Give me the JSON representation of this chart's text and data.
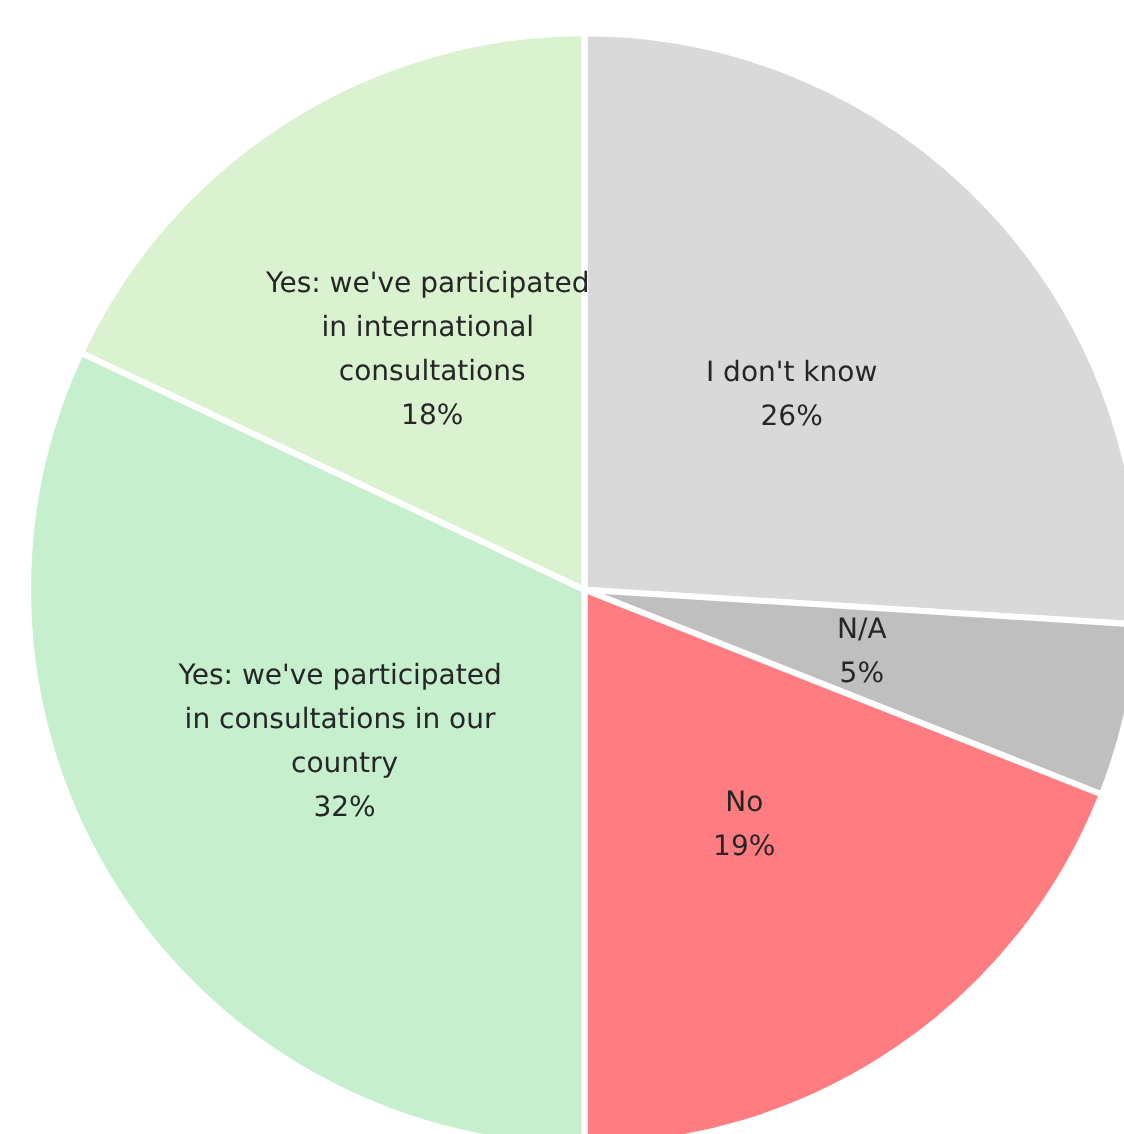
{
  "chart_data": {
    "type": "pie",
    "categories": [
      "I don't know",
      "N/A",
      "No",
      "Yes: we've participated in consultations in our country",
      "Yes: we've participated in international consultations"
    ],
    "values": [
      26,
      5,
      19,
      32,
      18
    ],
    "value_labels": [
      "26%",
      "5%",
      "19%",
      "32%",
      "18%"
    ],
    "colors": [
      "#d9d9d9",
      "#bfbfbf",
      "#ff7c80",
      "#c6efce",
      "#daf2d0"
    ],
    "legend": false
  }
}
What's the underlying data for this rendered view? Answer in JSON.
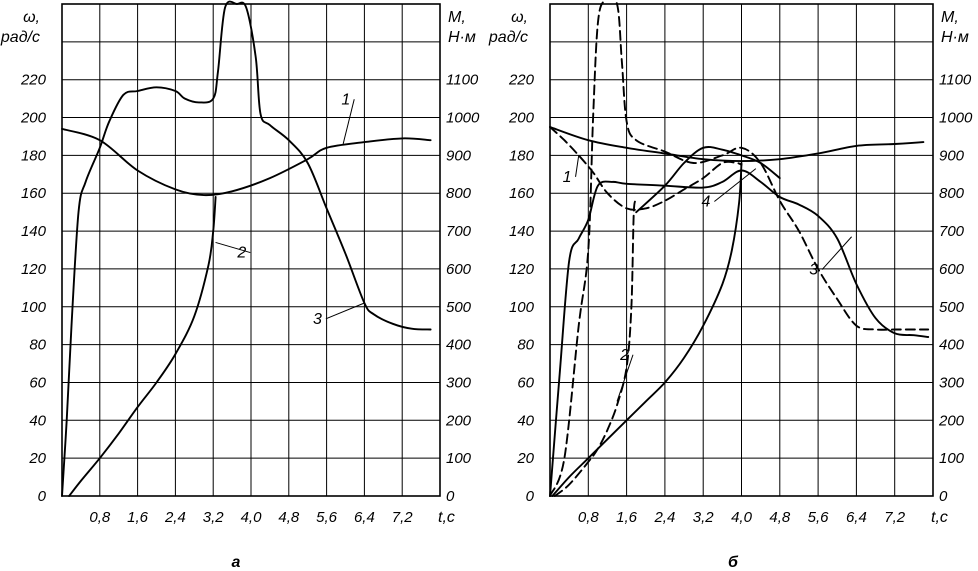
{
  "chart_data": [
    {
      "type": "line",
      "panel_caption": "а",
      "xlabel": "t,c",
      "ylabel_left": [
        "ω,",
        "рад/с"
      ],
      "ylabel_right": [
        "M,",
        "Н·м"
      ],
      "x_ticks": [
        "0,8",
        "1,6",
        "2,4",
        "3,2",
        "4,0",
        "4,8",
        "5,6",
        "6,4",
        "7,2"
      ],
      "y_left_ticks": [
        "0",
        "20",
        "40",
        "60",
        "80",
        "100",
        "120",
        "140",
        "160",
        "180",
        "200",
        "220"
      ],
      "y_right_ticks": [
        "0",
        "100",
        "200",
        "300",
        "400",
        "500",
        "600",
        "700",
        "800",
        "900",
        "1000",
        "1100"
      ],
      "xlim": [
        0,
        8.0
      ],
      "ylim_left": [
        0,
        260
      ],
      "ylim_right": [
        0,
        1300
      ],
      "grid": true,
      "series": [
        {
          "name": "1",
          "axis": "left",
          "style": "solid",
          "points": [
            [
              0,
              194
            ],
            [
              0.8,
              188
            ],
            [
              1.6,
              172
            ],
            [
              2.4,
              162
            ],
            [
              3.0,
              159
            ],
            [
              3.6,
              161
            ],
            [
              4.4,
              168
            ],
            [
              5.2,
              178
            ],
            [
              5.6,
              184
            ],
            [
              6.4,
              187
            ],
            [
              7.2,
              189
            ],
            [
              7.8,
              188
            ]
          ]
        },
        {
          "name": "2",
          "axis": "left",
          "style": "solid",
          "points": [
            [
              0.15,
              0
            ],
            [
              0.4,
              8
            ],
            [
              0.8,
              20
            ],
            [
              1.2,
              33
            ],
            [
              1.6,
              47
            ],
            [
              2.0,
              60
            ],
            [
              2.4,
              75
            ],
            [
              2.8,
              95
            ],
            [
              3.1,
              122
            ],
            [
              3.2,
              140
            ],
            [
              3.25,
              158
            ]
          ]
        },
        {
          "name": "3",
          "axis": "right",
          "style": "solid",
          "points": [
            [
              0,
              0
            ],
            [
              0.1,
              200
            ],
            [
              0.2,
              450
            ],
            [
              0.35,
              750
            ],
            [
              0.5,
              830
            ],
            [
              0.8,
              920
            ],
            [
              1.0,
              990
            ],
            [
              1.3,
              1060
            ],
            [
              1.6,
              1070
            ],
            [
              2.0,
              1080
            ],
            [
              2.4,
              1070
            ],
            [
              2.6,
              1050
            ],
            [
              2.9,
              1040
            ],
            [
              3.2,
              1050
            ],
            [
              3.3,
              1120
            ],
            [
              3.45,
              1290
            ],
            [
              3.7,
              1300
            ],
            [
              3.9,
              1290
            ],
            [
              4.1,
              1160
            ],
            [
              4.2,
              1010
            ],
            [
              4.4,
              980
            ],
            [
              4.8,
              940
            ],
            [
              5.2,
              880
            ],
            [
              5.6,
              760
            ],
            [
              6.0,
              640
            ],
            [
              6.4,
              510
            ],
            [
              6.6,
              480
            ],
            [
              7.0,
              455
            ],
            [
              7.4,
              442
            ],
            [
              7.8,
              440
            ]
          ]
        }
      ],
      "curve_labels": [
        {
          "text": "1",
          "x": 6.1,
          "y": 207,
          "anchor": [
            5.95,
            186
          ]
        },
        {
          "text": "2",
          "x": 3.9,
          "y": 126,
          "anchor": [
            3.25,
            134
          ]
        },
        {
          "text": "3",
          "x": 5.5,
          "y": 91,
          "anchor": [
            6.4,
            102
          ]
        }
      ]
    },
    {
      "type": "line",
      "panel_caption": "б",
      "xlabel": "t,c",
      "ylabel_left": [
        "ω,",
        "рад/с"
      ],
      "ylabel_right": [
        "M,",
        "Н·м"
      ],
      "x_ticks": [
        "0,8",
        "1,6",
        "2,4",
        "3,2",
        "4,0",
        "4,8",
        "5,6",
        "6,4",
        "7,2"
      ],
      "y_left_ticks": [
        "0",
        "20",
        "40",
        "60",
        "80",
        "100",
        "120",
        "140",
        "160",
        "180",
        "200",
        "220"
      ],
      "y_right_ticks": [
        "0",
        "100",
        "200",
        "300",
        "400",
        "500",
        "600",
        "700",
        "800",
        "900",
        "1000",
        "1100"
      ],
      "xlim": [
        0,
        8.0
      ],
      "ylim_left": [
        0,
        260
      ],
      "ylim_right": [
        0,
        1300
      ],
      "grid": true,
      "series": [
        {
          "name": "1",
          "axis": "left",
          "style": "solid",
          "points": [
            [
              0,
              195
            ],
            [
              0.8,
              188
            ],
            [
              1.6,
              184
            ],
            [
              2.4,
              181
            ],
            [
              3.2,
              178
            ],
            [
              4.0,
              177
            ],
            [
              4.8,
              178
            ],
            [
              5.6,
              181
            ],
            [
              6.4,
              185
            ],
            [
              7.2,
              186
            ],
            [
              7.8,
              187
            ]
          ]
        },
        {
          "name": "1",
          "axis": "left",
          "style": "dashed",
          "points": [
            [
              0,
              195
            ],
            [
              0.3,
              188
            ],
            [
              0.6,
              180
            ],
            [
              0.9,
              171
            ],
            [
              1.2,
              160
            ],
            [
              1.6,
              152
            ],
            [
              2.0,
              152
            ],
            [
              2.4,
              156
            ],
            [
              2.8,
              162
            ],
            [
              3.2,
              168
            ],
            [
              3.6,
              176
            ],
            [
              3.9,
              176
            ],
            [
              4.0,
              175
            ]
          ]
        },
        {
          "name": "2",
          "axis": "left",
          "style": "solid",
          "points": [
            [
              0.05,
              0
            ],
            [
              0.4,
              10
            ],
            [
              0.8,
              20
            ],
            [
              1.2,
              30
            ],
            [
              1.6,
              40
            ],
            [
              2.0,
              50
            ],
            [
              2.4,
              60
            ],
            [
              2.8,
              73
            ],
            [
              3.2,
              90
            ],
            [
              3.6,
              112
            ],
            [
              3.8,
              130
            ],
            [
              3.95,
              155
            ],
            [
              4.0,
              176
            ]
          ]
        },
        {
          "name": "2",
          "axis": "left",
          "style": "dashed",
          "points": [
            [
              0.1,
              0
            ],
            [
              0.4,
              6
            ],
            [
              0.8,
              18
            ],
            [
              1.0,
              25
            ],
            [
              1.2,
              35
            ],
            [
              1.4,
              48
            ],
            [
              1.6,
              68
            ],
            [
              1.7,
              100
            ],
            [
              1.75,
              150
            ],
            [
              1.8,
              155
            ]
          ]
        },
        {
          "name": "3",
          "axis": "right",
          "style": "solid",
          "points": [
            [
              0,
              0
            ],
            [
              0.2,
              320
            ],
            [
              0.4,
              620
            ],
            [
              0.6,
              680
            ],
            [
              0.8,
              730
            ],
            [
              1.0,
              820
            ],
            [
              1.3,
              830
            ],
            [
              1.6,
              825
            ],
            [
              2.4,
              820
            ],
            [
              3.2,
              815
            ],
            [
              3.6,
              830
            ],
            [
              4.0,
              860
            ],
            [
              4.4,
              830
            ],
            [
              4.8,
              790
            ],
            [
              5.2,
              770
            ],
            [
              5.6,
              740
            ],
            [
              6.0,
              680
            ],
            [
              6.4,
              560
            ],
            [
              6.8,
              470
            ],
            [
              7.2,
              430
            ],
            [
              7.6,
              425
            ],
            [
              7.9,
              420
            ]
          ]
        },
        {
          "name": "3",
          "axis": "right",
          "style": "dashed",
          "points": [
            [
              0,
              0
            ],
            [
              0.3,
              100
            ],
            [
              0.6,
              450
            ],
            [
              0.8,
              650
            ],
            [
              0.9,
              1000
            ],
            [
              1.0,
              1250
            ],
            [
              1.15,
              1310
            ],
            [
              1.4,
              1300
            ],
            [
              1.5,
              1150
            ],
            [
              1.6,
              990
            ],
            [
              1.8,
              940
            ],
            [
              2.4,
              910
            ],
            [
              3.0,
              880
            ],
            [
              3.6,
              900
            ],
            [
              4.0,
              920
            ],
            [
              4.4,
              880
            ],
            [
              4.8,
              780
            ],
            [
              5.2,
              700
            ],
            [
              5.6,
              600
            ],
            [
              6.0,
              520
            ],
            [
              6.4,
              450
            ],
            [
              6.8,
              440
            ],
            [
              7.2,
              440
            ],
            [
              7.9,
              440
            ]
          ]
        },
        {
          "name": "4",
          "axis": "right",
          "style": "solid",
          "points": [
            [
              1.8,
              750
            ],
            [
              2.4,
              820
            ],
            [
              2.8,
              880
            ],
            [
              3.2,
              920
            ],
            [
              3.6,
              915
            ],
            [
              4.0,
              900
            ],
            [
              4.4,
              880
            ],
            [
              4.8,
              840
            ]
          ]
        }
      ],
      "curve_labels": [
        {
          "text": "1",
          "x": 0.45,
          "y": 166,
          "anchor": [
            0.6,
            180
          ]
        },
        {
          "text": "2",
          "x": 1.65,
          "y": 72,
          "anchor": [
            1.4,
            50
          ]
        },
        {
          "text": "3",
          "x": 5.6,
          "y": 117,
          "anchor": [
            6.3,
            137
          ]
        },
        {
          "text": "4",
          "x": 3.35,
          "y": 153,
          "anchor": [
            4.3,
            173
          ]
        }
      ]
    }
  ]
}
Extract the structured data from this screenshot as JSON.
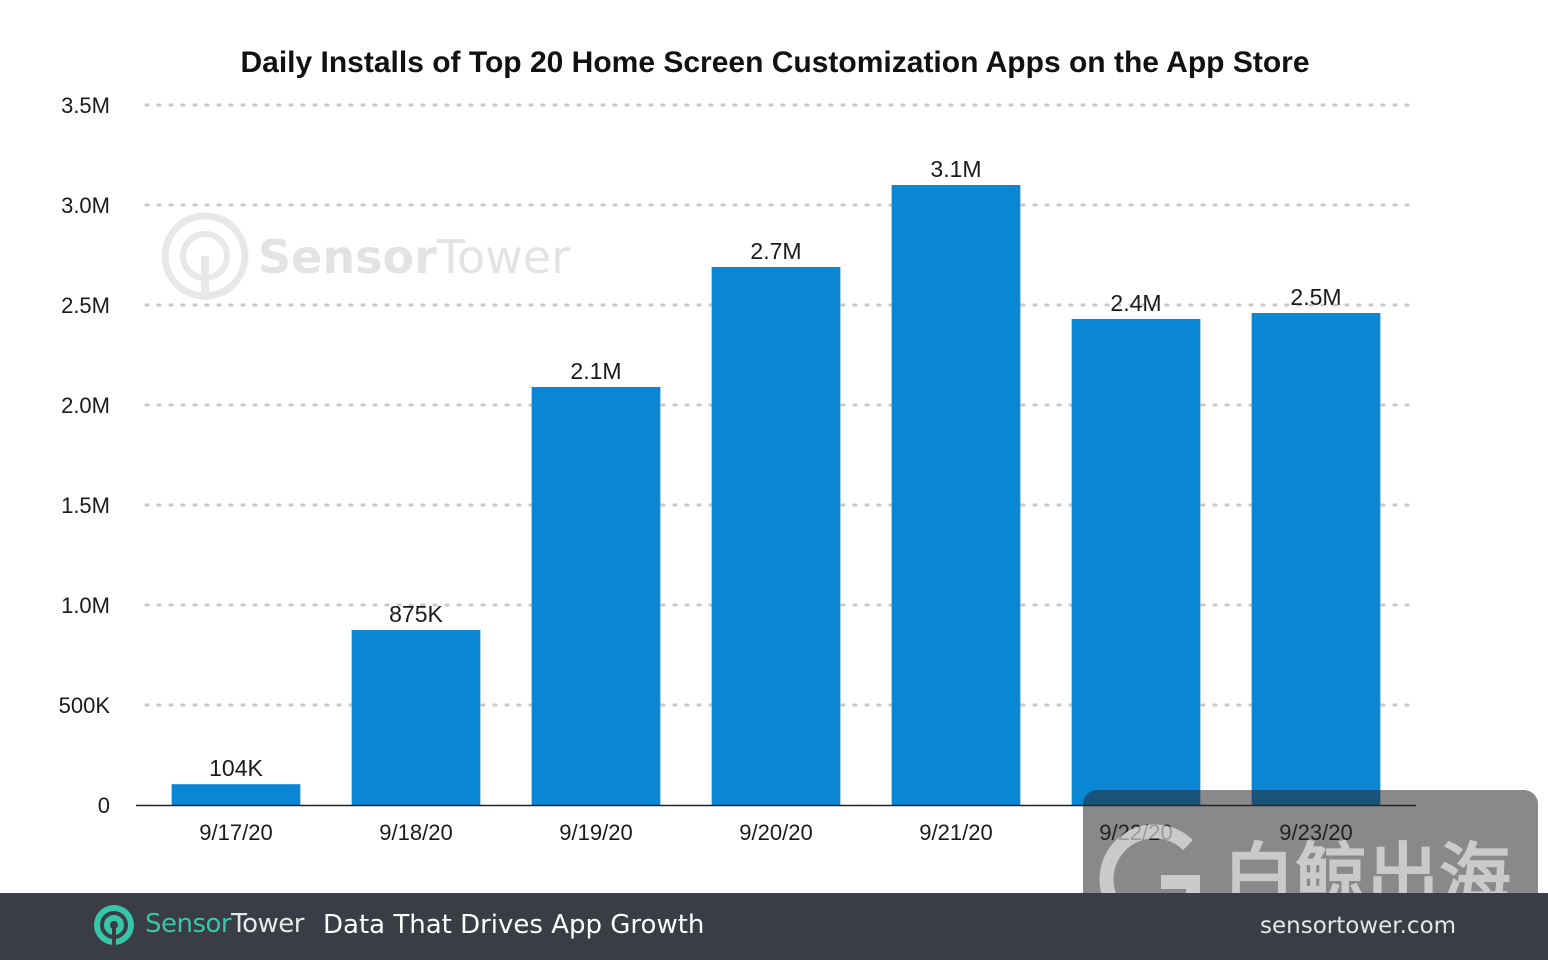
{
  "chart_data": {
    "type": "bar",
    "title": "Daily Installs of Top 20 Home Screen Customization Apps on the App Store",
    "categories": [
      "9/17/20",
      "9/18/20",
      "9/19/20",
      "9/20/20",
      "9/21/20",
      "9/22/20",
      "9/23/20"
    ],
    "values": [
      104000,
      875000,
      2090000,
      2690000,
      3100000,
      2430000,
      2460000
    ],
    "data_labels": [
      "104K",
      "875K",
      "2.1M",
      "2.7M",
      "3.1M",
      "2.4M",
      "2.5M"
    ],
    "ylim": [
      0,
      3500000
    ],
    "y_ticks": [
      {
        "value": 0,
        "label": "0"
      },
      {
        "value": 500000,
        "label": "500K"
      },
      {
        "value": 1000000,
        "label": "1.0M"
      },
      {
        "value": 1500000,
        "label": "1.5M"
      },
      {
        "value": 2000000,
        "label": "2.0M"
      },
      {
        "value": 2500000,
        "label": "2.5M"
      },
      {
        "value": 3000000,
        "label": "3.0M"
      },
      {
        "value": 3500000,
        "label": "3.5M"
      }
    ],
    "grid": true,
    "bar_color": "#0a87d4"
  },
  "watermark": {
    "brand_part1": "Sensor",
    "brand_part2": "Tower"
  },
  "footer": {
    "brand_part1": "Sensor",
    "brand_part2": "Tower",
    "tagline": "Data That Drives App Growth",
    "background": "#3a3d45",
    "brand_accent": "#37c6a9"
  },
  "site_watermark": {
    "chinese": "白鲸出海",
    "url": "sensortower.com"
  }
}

■ **Task brief**
Retype exactly, please, the span from the line holding "Extract the structured" through the closing line of the data, both ends included, without the pictures.

■ **Completed exercise**
Extract the structured data from this screenshot as JSON.
{
  "chart_data": {
    "type": "bar",
    "title": "Daily Installs of Top 20 Home Screen Customization Apps on the App Store",
    "categories": [
      "9/17/20",
      "9/18/20",
      "9/19/20",
      "9/20/20",
      "9/21/20",
      "9/22/20",
      "9/23/20"
    ],
    "values": [
      104000,
      875000,
      2090000,
      2690000,
      3100000,
      2430000,
      2460000
    ],
    "data_labels": [
      "104K",
      "875K",
      "2.1M",
      "2.7M",
      "3.1M",
      "2.4M",
      "2.5M"
    ],
    "ylim": [
      0,
      3500000
    ],
    "y_ticks": [
      {
        "value": 0,
        "label": "0"
      },
      {
        "value": 500000,
        "label": "500K"
      },
      {
        "value": 1000000,
        "label": "1.0M"
      },
      {
        "value": 1500000,
        "label": "1.5M"
      },
      {
        "value": 2000000,
        "label": "2.0M"
      },
      {
        "value": 2500000,
        "label": "2.5M"
      },
      {
        "value": 3000000,
        "label": "3.0M"
      },
      {
        "value": 3500000,
        "label": "3.5M"
      }
    ],
    "grid": true,
    "bar_color": "#0a87d4"
  },
  "watermark": {
    "brand_part1": "Sensor",
    "brand_part2": "Tower"
  },
  "footer": {
    "brand_part1": "Sensor",
    "brand_part2": "Tower",
    "tagline": "Data That Drives App Growth",
    "background": "#3a3d45",
    "brand_accent": "#37c6a9"
  },
  "site_watermark": {
    "chinese": "白鲸出海",
    "url": "sensortower.com"
  }
}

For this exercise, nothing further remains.